» What the task asks
Without the pictures, copy the entries below word for word.

» Information given
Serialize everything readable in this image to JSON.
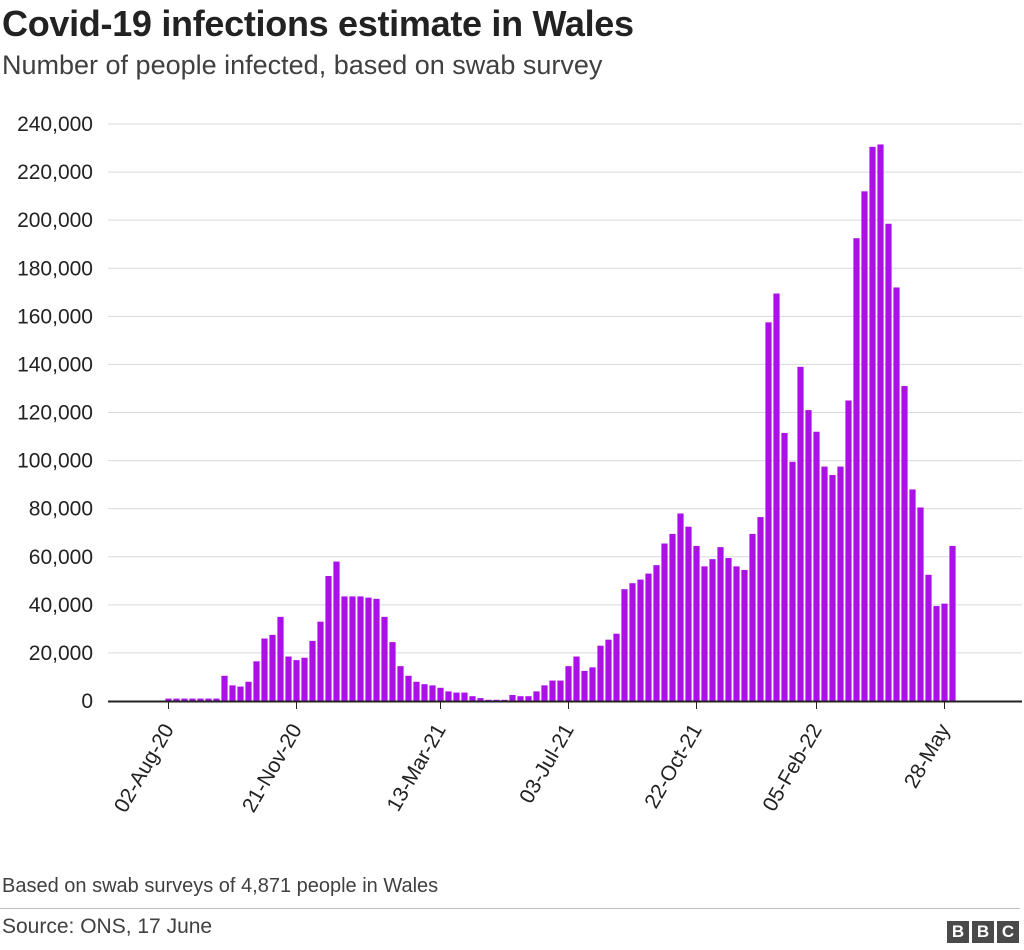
{
  "header": {
    "title": "Covid-19 infections estimate in Wales",
    "subtitle": "Number of people infected, based on swab survey"
  },
  "footer": {
    "note": "Based on swab surveys of 4,871 people in Wales",
    "source": "Source: ONS, 17 June",
    "logo_letters": [
      "B",
      "B",
      "C"
    ]
  },
  "colors": {
    "bar": "#aa11e8",
    "grid": "#d9d9d9",
    "baseline": "#222222"
  },
  "chart_data": {
    "type": "bar",
    "title": "Covid-19 infections estimate in Wales",
    "subtitle": "Number of people infected, based on swab survey",
    "xlabel": "",
    "ylabel": "",
    "ylim": [
      0,
      240000
    ],
    "yticks": [
      0,
      20000,
      40000,
      60000,
      80000,
      100000,
      120000,
      140000,
      160000,
      180000,
      200000,
      220000,
      240000
    ],
    "ytick_labels": [
      "0",
      "20,000",
      "40,000",
      "60,000",
      "80,000",
      "100,000",
      "120,000",
      "140,000",
      "160,000",
      "180,000",
      "200,000",
      "220,000",
      "240,000"
    ],
    "x_tick_labels": [
      {
        "label": "02-Aug-20",
        "index": 0
      },
      {
        "label": "21-Nov-20",
        "index": 16
      },
      {
        "label": "13-Mar-21",
        "index": 34
      },
      {
        "label": "03-Jul-21",
        "index": 50
      },
      {
        "label": "22-Oct-21",
        "index": 66
      },
      {
        "label": "05-Feb-22",
        "index": 81
      },
      {
        "label": "28-May",
        "index": 97
      }
    ],
    "grid": true,
    "legend": "none",
    "values": [
      1000,
      1000,
      1000,
      1000,
      1000,
      1000,
      1000,
      10500,
      6500,
      6000,
      8000,
      16500,
      26000,
      27500,
      35000,
      18500,
      17000,
      18000,
      25000,
      33000,
      52000,
      58000,
      43500,
      43500,
      43500,
      43000,
      42500,
      35000,
      24500,
      14500,
      10500,
      8000,
      7000,
      6500,
      5500,
      4000,
      3500,
      3500,
      2000,
      1200,
      500,
      500,
      500,
      2500,
      2000,
      2000,
      4000,
      6500,
      8500,
      8500,
      14500,
      18500,
      12500,
      14000,
      23000,
      25500,
      28000,
      46500,
      49000,
      50500,
      53000,
      56500,
      65500,
      69500,
      78000,
      72500,
      64500,
      56000,
      59000,
      64000,
      59500,
      56000,
      54500,
      69500,
      76500,
      157500,
      169500,
      111500,
      99500,
      139000,
      121000,
      112000,
      97500,
      94000,
      97500,
      125000,
      192500,
      212000,
      230500,
      231500,
      198500,
      172000,
      131000,
      88000,
      80500,
      52500,
      39500,
      40500,
      64500
    ]
  }
}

» Solution for this exercise
Serialize everything readable in this image to JSON.
{
  "header": {
    "title": "Covid-19 infections estimate in Wales",
    "subtitle": "Number of people infected, based on swab survey"
  },
  "footer": {
    "note": "Based on swab surveys of 4,871 people in Wales",
    "source": "Source: ONS, 17 June",
    "logo_letters": [
      "B",
      "B",
      "C"
    ]
  },
  "colors": {
    "bar": "#aa11e8",
    "grid": "#d9d9d9",
    "baseline": "#222222"
  },
  "chart_data": {
    "type": "bar",
    "title": "Covid-19 infections estimate in Wales",
    "subtitle": "Number of people infected, based on swab survey",
    "xlabel": "",
    "ylabel": "",
    "ylim": [
      0,
      240000
    ],
    "yticks": [
      0,
      20000,
      40000,
      60000,
      80000,
      100000,
      120000,
      140000,
      160000,
      180000,
      200000,
      220000,
      240000
    ],
    "ytick_labels": [
      "0",
      "20,000",
      "40,000",
      "60,000",
      "80,000",
      "100,000",
      "120,000",
      "140,000",
      "160,000",
      "180,000",
      "200,000",
      "220,000",
      "240,000"
    ],
    "x_tick_labels": [
      {
        "label": "02-Aug-20",
        "index": 0
      },
      {
        "label": "21-Nov-20",
        "index": 16
      },
      {
        "label": "13-Mar-21",
        "index": 34
      },
      {
        "label": "03-Jul-21",
        "index": 50
      },
      {
        "label": "22-Oct-21",
        "index": 66
      },
      {
        "label": "05-Feb-22",
        "index": 81
      },
      {
        "label": "28-May",
        "index": 97
      }
    ],
    "grid": true,
    "legend": "none",
    "values": [
      1000,
      1000,
      1000,
      1000,
      1000,
      1000,
      1000,
      10500,
      6500,
      6000,
      8000,
      16500,
      26000,
      27500,
      35000,
      18500,
      17000,
      18000,
      25000,
      33000,
      52000,
      58000,
      43500,
      43500,
      43500,
      43000,
      42500,
      35000,
      24500,
      14500,
      10500,
      8000,
      7000,
      6500,
      5500,
      4000,
      3500,
      3500,
      2000,
      1200,
      500,
      500,
      500,
      2500,
      2000,
      2000,
      4000,
      6500,
      8500,
      8500,
      14500,
      18500,
      12500,
      14000,
      23000,
      25500,
      28000,
      46500,
      49000,
      50500,
      53000,
      56500,
      65500,
      69500,
      78000,
      72500,
      64500,
      56000,
      59000,
      64000,
      59500,
      56000,
      54500,
      69500,
      76500,
      157500,
      169500,
      111500,
      99500,
      139000,
      121000,
      112000,
      97500,
      94000,
      97500,
      125000,
      192500,
      212000,
      230500,
      231500,
      198500,
      172000,
      131000,
      88000,
      80500,
      52500,
      39500,
      40500,
      64500
    ]
  }
}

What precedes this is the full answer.